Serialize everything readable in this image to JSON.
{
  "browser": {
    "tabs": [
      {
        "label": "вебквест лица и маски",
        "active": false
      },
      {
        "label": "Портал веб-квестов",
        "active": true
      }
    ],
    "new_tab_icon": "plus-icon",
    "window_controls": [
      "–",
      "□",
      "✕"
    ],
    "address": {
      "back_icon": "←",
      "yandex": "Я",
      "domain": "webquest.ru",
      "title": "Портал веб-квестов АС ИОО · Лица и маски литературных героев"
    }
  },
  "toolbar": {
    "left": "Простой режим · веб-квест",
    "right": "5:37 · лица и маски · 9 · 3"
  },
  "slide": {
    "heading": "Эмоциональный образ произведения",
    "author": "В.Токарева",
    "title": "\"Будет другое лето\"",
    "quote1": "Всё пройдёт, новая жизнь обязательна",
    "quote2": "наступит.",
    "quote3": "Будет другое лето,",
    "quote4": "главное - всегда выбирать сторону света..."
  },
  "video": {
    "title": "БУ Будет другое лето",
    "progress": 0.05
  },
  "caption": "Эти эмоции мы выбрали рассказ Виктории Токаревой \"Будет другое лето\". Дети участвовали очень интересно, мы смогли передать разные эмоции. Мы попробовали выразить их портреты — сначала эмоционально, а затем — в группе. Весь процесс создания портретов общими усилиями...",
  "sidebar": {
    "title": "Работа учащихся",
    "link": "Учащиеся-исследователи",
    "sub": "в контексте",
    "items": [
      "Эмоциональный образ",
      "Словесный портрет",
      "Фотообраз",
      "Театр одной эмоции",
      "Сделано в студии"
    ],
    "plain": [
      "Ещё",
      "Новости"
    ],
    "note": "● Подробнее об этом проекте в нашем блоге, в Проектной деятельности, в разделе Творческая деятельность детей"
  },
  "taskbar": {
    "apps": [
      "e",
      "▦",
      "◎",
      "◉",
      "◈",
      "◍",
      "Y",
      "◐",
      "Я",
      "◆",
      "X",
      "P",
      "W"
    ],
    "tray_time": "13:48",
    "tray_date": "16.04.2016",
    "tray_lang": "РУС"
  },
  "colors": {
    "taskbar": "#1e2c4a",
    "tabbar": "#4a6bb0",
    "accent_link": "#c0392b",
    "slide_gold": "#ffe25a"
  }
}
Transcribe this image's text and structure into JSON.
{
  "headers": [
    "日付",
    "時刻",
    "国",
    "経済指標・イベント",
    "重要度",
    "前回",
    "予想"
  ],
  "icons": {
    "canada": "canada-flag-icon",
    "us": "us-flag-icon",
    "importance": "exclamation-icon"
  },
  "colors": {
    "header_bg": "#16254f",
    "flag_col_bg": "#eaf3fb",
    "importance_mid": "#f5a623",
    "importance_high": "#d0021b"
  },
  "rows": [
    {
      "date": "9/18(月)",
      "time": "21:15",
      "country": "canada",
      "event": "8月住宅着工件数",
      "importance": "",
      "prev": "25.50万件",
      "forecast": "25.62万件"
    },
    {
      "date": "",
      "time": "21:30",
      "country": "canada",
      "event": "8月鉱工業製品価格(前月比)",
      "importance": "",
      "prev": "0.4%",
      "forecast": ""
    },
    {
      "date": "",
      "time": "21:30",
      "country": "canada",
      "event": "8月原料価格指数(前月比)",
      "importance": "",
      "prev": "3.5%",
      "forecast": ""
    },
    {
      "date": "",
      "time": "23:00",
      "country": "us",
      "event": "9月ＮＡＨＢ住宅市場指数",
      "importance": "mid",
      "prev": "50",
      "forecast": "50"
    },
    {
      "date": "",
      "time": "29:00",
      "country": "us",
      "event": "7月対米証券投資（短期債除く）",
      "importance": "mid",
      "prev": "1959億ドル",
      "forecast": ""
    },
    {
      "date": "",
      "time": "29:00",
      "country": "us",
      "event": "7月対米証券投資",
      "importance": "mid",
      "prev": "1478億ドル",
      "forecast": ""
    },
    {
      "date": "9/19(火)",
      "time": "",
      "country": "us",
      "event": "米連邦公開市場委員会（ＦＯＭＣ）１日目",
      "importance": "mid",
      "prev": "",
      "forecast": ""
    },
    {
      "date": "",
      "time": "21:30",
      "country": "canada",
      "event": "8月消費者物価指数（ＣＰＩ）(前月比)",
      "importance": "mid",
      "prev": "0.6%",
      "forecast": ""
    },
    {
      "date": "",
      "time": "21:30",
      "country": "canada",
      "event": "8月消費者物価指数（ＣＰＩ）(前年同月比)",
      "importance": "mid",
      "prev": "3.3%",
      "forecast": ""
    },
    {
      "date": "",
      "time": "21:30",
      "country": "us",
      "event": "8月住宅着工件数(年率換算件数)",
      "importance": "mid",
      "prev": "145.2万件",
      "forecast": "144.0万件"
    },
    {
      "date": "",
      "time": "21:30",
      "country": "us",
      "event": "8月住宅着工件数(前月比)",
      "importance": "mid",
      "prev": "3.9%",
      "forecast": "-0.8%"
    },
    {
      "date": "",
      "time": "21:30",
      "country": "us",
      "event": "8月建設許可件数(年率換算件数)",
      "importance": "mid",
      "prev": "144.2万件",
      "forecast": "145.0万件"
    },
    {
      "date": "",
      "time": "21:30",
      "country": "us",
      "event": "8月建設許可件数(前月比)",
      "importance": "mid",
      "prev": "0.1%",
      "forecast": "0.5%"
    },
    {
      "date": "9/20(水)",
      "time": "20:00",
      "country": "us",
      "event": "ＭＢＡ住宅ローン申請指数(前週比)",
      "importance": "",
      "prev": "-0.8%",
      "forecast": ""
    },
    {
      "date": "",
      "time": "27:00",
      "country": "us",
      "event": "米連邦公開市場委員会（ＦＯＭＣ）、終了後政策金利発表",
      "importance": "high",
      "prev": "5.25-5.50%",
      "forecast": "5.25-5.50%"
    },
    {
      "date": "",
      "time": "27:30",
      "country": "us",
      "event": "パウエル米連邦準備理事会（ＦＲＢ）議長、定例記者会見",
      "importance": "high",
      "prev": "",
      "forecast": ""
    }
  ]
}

════════

- WHAT THE EXERCISE ASKS: Extract the listing in its entirety, matching it exactly.

- CORRECT RESULT:
Serialize everything readable in this image to JSON.
{
  "browser": {
    "tabs": [
      {
        "label": "вебквест лица и маски",
        "active": false
      },
      {
        "label": "Портал веб-квестов",
        "active": true
      }
    ],
    "new_tab_icon": "plus-icon",
    "window_controls": [
      "–",
      "□",
      "✕"
    ],
    "address": {
      "back_icon": "←",
      "yandex": "Я",
      "domain": "webquest.ru",
      "title": "Портал веб-квестов АС ИОО · Лица и маски литературных героев"
    }
  },
  "toolbar": {
    "left": "Простой режим · веб-квест",
    "right": "5:37 · лица и маски · 9 · 3"
  },
  "slide": {
    "heading": "Эмоциональный образ произведения",
    "author": "В.Токарева",
    "title": "\"Будет другое лето\"",
    "quote1": "Всё пройдёт, новая жизнь обязательна",
    "quote2": "наступит.",
    "quote3": "Будет другое лето,",
    "quote4": "главное - всегда выбирать сторону света..."
  },
  "video": {
    "title": "БУ Будет другое лето",
    "progress": 0.05
  },
  "caption": "Эти эмоции мы выбрали рассказ Виктории Токаревой \"Будет другое лето\". Дети участвовали очень интересно, мы смогли передать разные эмоции. Мы попробовали выразить их портреты — сначала эмоционально, а затем — в группе. Весь процесс создания портретов общими усилиями...",
  "sidebar": {
    "title": "Работа учащихся",
    "link": "Учащиеся-исследователи",
    "sub": "в контексте",
    "items": [
      "Эмоциональный образ",
      "Словесный портрет",
      "Фотообраз",
      "Театр одной эмоции",
      "Сделано в студии"
    ],
    "plain": [
      "Ещё",
      "Новости"
    ],
    "note": "● Подробнее об этом проекте в нашем блоге, в Проектной деятельности, в разделе Творческая деятельность детей"
  },
  "taskbar": {
    "apps": [
      "e",
      "▦",
      "◎",
      "◉",
      "◈",
      "◍",
      "Y",
      "◐",
      "Я",
      "◆",
      "X",
      "P",
      "W"
    ],
    "tray_time": "13:48",
    "tray_date": "16.04.2016",
    "tray_lang": "РУС"
  },
  "colors": {
    "taskbar": "#1e2c4a",
    "tabbar": "#4a6bb0",
    "accent_link": "#c0392b",
    "slide_gold": "#ffe25a"
  }
}
Transcribe this image's text and structure into JSON.
{
  "headers": [
    "日付",
    "時刻",
    "国",
    "経済指標・イベント",
    "重要度",
    "前回",
    "予想"
  ],
  "icons": {
    "canada": "canada-flag-icon",
    "us": "us-flag-icon",
    "importance": "exclamation-icon"
  },
  "colors": {
    "header_bg": "#16254f",
    "flag_col_bg": "#eaf3fb",
    "importance_mid": "#f5a623",
    "importance_high": "#d0021b"
  },
  "rows": [
    {
      "date": "9/18(月)",
      "time": "21:15",
      "country": "canada",
      "event": "8月住宅着工件数",
      "importance": "",
      "prev": "25.50万件",
      "forecast": "25.62万件"
    },
    {
      "date": "",
      "time": "21:30",
      "country": "canada",
      "event": "8月鉱工業製品価格(前月比)",
      "importance": "",
      "prev": "0.4%",
      "forecast": ""
    },
    {
      "date": "",
      "time": "21:30",
      "country": "canada",
      "event": "8月原料価格指数(前月比)",
      "importance": "",
      "prev": "3.5%",
      "forecast": ""
    },
    {
      "date": "",
      "time": "23:00",
      "country": "us",
      "event": "9月ＮＡＨＢ住宅市場指数",
      "importance": "mid",
      "prev": "50",
      "forecast": "50"
    },
    {
      "date": "",
      "time": "29:00",
      "country": "us",
      "event": "7月対米証券投資（短期債除く）",
      "importance": "mid",
      "prev": "1959億ドル",
      "forecast": ""
    },
    {
      "date": "",
      "time": "29:00",
      "country": "us",
      "event": "7月対米証券投資",
      "importance": "mid",
      "prev": "1478億ドル",
      "forecast": ""
    },
    {
      "date": "9/19(火)",
      "time": "",
      "country": "us",
      "event": "米連邦公開市場委員会（ＦＯＭＣ）１日目",
      "importance": "mid",
      "prev": "",
      "forecast": ""
    },
    {
      "date": "",
      "time": "21:30",
      "country": "canada",
      "event": "8月消費者物価指数（ＣＰＩ）(前月比)",
      "importance": "mid",
      "prev": "0.6%",
      "forecast": ""
    },
    {
      "date": "",
      "time": "21:30",
      "country": "canada",
      "event": "8月消費者物価指数（ＣＰＩ）(前年同月比)",
      "importance": "mid",
      "prev": "3.3%",
      "forecast": ""
    },
    {
      "date": "",
      "time": "21:30",
      "country": "us",
      "event": "8月住宅着工件数(年率換算件数)",
      "importance": "mid",
      "prev": "145.2万件",
      "forecast": "144.0万件"
    },
    {
      "date": "",
      "time": "21:30",
      "country": "us",
      "event": "8月住宅着工件数(前月比)",
      "importance": "mid",
      "prev": "3.9%",
      "forecast": "-0.8%"
    },
    {
      "date": "",
      "time": "21:30",
      "country": "us",
      "event": "8月建設許可件数(年率換算件数)",
      "importance": "mid",
      "prev": "144.2万件",
      "forecast": "145.0万件"
    },
    {
      "date": "",
      "time": "21:30",
      "country": "us",
      "event": "8月建設許可件数(前月比)",
      "importance": "mid",
      "prev": "0.1%",
      "forecast": "0.5%"
    },
    {
      "date": "9/20(水)",
      "time": "20:00",
      "country": "us",
      "event": "ＭＢＡ住宅ローン申請指数(前週比)",
      "importance": "",
      "prev": "-0.8%",
      "forecast": ""
    },
    {
      "date": "",
      "time": "27:00",
      "country": "us",
      "event": "米連邦公開市場委員会（ＦＯＭＣ）、終了後政策金利発表",
      "importance": "high",
      "prev": "5.25-5.50%",
      "forecast": "5.25-5.50%"
    },
    {
      "date": "",
      "time": "27:30",
      "country": "us",
      "event": "パウエル米連邦準備理事会（ＦＲＢ）議長、定例記者会見",
      "importance": "high",
      "prev": "",
      "forecast": ""
    }
  ]
}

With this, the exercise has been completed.